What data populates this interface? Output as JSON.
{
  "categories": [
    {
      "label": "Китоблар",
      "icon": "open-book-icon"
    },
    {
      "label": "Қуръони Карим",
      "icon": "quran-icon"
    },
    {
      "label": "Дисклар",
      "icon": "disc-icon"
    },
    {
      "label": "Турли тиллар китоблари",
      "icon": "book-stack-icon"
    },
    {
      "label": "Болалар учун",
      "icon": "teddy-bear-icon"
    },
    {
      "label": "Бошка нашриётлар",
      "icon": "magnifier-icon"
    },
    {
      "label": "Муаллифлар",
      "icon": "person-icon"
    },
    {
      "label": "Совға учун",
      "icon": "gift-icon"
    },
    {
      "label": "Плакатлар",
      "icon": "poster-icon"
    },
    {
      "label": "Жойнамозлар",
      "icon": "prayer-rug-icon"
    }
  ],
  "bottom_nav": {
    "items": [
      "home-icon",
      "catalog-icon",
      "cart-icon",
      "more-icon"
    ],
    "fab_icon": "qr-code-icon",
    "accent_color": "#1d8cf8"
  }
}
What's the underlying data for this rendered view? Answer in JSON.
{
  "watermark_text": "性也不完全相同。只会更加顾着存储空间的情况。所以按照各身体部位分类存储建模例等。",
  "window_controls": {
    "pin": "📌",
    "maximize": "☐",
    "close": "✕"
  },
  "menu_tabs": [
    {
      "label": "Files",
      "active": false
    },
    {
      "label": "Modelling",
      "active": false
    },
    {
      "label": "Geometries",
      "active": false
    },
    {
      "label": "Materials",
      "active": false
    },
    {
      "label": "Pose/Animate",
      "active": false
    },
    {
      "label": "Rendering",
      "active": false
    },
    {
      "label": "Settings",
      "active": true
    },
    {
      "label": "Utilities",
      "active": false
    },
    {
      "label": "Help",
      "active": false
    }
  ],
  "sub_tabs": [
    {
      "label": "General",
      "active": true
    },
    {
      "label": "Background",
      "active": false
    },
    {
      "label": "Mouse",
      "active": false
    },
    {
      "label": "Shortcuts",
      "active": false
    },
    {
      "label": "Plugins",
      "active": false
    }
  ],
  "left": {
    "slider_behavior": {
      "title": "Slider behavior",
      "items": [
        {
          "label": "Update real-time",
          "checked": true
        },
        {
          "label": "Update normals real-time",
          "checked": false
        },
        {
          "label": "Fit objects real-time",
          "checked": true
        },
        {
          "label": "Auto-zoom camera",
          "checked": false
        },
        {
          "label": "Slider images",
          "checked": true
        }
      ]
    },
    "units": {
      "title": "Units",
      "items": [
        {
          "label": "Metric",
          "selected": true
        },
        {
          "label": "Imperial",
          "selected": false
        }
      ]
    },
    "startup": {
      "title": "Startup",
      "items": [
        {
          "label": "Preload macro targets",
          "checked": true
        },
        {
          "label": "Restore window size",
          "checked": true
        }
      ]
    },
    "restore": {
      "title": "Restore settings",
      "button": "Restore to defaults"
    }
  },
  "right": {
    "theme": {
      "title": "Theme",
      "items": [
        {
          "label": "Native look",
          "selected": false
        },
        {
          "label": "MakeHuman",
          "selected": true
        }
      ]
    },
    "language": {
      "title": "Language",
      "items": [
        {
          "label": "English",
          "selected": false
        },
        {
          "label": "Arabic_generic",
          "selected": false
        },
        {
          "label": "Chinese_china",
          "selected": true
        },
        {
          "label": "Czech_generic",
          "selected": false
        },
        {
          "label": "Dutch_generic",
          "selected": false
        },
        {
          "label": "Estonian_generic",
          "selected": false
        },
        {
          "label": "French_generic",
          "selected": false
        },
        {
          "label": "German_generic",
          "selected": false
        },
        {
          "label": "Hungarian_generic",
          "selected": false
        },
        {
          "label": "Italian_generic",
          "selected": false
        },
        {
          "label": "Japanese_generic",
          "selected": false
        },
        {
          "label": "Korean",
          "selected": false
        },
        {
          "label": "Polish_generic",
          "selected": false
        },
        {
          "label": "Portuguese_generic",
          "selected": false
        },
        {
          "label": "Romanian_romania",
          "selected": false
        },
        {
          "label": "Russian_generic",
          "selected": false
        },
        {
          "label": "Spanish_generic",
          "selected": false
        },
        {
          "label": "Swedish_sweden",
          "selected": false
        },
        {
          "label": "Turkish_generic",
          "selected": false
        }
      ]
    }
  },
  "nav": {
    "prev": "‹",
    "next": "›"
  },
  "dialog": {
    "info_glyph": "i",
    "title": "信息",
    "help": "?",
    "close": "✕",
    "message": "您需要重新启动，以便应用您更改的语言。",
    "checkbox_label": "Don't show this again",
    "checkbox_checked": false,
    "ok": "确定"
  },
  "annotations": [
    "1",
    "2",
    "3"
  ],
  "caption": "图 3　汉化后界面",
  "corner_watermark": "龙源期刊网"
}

—————

• DIRECTIONS
Out of the preceding entries, pull every line containing the string "real".

• RESULT OF THE TASK
          "label": "Update real-time",
          "label": "Update normals real-time",
          "label": "Fit objects real-time",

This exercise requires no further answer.